**Do this**
Copy each line of the records that holds the string "Year".

**Entries**
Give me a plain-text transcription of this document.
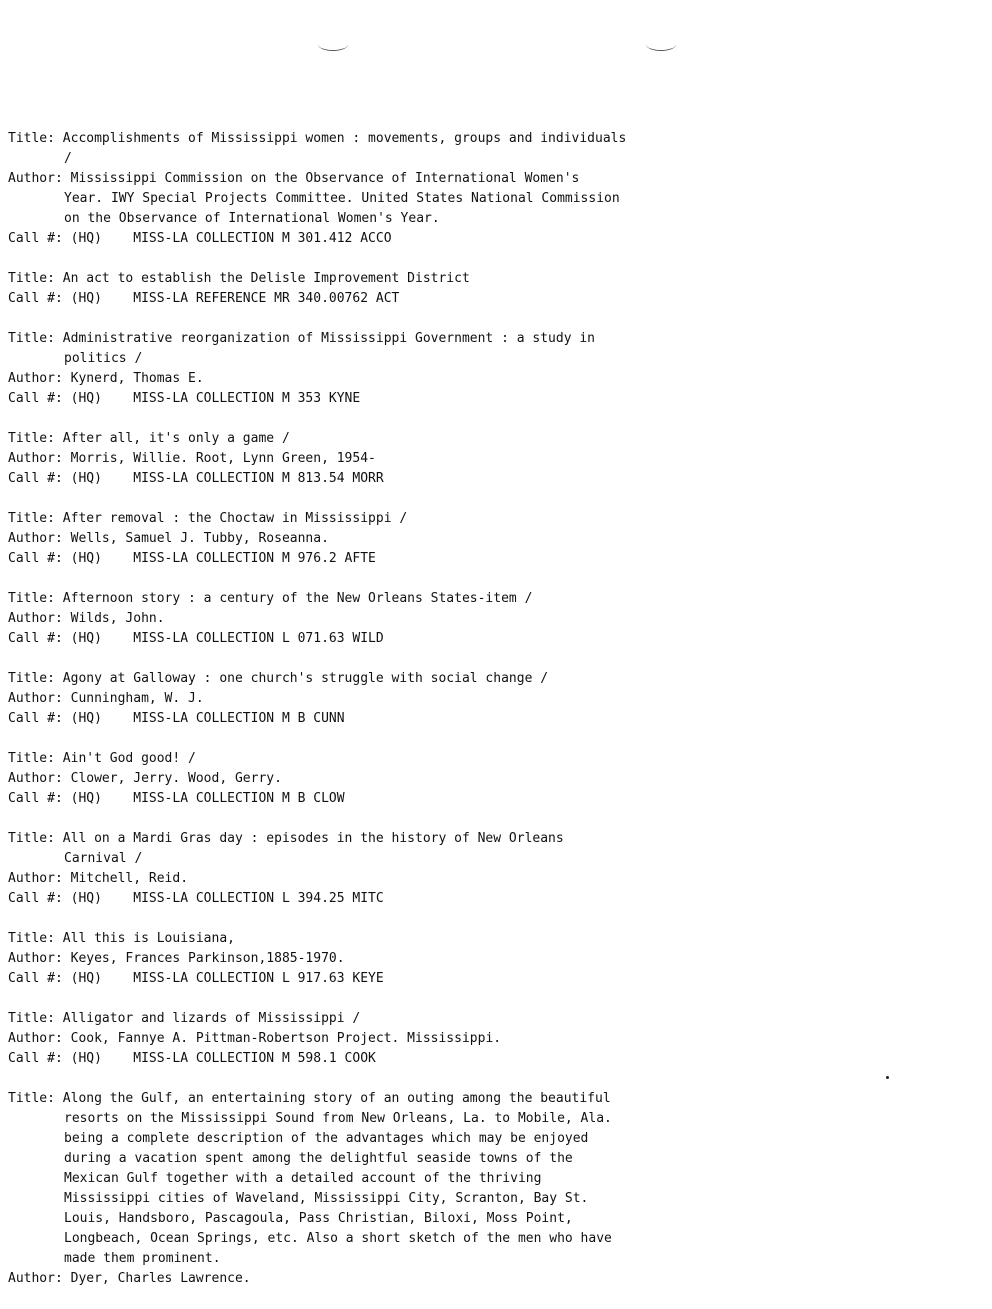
Title: Accomplishments of Mississippi women : movements, groups and individuals
/
Author: Mississippi Commission on the Observance of International Women's
Year. IWY Special Projects Committee. United States National Commission
on the Observance of International Women's Year.
Call #: (HQ)    MISS-LA COLLECTION M 301.412 ACCO
Title: An act to establish the Delisle Improvement District
Call #: (HQ)    MISS-LA REFERENCE MR 340.00762 ACT
Title: Administrative reorganization of Mississippi Government : a study in
politics /
Author: Kynerd, Thomas E.
Call #: (HQ)    MISS-LA COLLECTION M 353 KYNE
Title: After all, it's only a game /
Author: Morris, Willie. Root, Lynn Green, 1954-
Call #: (HQ)    MISS-LA COLLECTION M 813.54 MORR
Title: After removal : the Choctaw in Mississippi /
Author: Wells, Samuel J. Tubby, Roseanna.
Call #: (HQ)    MISS-LA COLLECTION M 976.2 AFTE
Title: Afternoon story : a century of the New Orleans States-item /
Author: Wilds, John.
Call #: (HQ)    MISS-LA COLLECTION L 071.63 WILD
Title: Agony at Galloway : one church's struggle with social change /
Author: Cunningham, W. J.
Call #: (HQ)    MISS-LA COLLECTION M B CUNN
Title: Ain't God good! /
Author: Clower, Jerry. Wood, Gerry.
Call #: (HQ)    MISS-LA COLLECTION M B CLOW
Title: All on a Mardi Gras day : episodes in the history of New Orleans
Carnival /
Author: Mitchell, Reid.
Call #: (HQ)    MISS-LA COLLECTION L 394.25 MITC
Title: All this is Louisiana,
Author: Keyes, Frances Parkinson,1885-1970.
Call #: (HQ)    MISS-LA COLLECTION L 917.63 KEYE
Title: Alligator and lizards of Mississippi /
Author: Cook, Fannye A. Pittman-Robertson Project. Mississippi.
Call #: (HQ)    MISS-LA COLLECTION M 598.1 COOK
Title: Along the Gulf, an entertaining story of an outing among the beautiful
resorts on the Mississippi Sound from New Orleans, La. to Mobile, Ala.
being a complete description of the advantages which may be enjoyed
during a vacation spent among the delightful seaside towns of the
Mexican Gulf together with a detailed account of the thriving
Mississippi cities of Waveland, Mississippi City, Scranton, Bay St.
Louis, Handsboro, Pascagoula, Pass Christian, Biloxi, Moss Point,
Longbeach, Ocean Springs, etc. Also a short sketch of the men who have
made them prominent.
Author: Dyer, Charles Lawrence.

**Written solution**
Year. IWY Special Projects Committee. United States National Commission
on the Observance of International Women's Year.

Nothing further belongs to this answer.